(Extracted data entries)
— START —

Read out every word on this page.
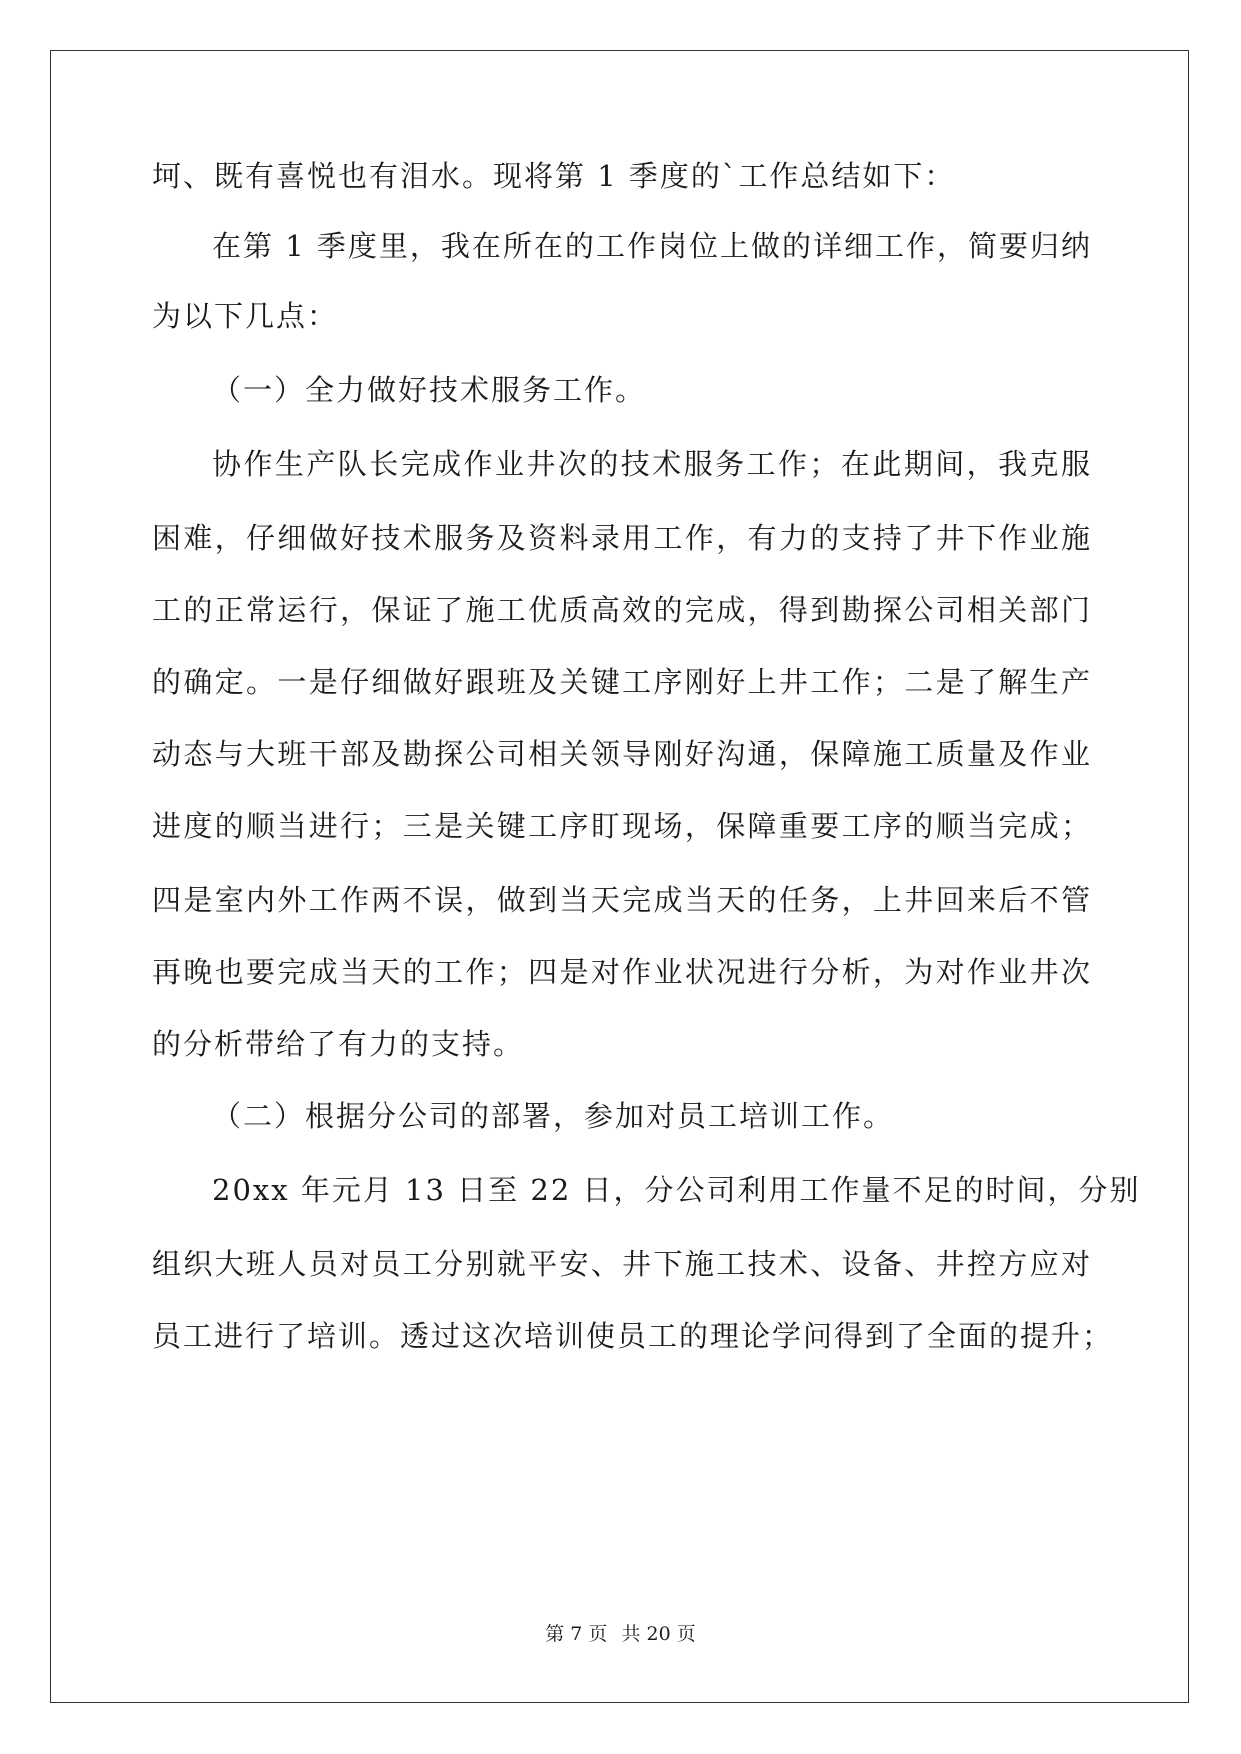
坷、既有喜悦也有泪水。现将第 1 季度的`工作总结如下：
在第 1 季度里，我在所在的工作岗位上做的详细工作，简要归纳
为以下几点：
（一）全力做好技术服务工作。
协作生产队长完成作业井次的技术服务工作；在此期间，我克服
困难，仔细做好技术服务及资料录用工作，有力的支持了井下作业施
工的正常运行，保证了施工优质高效的完成，得到勘探公司相关部门
的确定。一是仔细做好跟班及关键工序刚好上井工作；二是了解生产
动态与大班干部及勘探公司相关领导刚好沟通，保障施工质量及作业
进度的顺当进行；三是关键工序盯现场，保障重要工序的顺当完成；
四是室内外工作两不误，做到当天完成当天的任务，上井回来后不管
再晚也要完成当天的工作；四是对作业状况进行分析，为对作业井次
的分析带给了有力的支持。
（二）根据分公司的部署，参加对员工培训工作。
20xx 年元月 13 日至 22 日，分公司利用工作量不足的时间，分别
组织大班人员对员工分别就平安、井下施工技术、设备、井控方应对
员工进行了培训。透过这次培训使员工的理论学问得到了全面的提升；
第 7 页 共 20 页
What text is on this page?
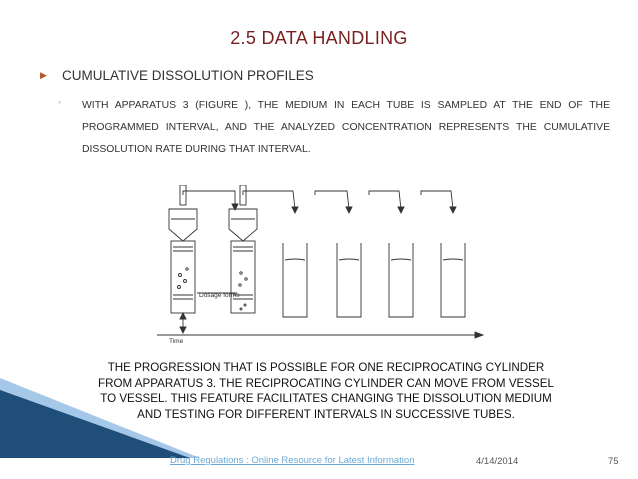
2.5 DATA HANDLING
▶	CUMULATIVE DISSOLUTION PROFILES
◦ WITH APPARATUS 3 (FIGURE ), THE MEDIUM IN EACH TUBE IS SAMPLED AT THE END OF THE PROGRAMMED INTERVAL, AND THE ANALYZED CONCENTRATION REPRESENTS THE CUMULATIVE DISSOLUTION RATE DURING THAT INTERVAL.
Dosage forms
Time
THE PROGRESSION THAT IS POSSIBLE FOR ONE RECIPROCATING CYLINDER FROM APPARATUS 3. THE RECIPROCATING CYLINDER CAN MOVE FROM VESSEL TO VESSEL. THIS FEATURE FACILITATES CHANGING THE DISSOLUTION MEDIUM AND TESTING FOR DIFFERENT INTERVALS IN SUCCESSIVE TUBES.
Drug Regulations : Online Resource for Latest Information	4/14/2014	75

— END —

[EXERCISE REQUIREMENTS]
Copy, without the pictures, exactly the lines from the line with "What text is on this page?" through the end of the material above, both ends included.

[EXERCISE RESPONSE]
What text is on this page?
2.5 DATA HANDLING
▶	CUMULATIVE DISSOLUTION PROFILES
◦ WITH APPARATUS 3 (FIGURE ), THE MEDIUM IN EACH TUBE IS SAMPLED AT THE END OF THE PROGRAMMED INTERVAL, AND THE ANALYZED CONCENTRATION REPRESENTS THE CUMULATIVE DISSOLUTION RATE DURING THAT INTERVAL.
Dosage forms
Time
THE PROGRESSION THAT IS POSSIBLE FOR ONE RECIPROCATING CYLINDER FROM APPARATUS 3. THE RECIPROCATING CYLINDER CAN MOVE FROM VESSEL TO VESSEL. THIS FEATURE FACILITATES CHANGING THE DISSOLUTION MEDIUM AND TESTING FOR DIFFERENT INTERVALS IN SUCCESSIVE TUBES.
Drug Regulations : Online Resource for Latest Information	4/14/2014	75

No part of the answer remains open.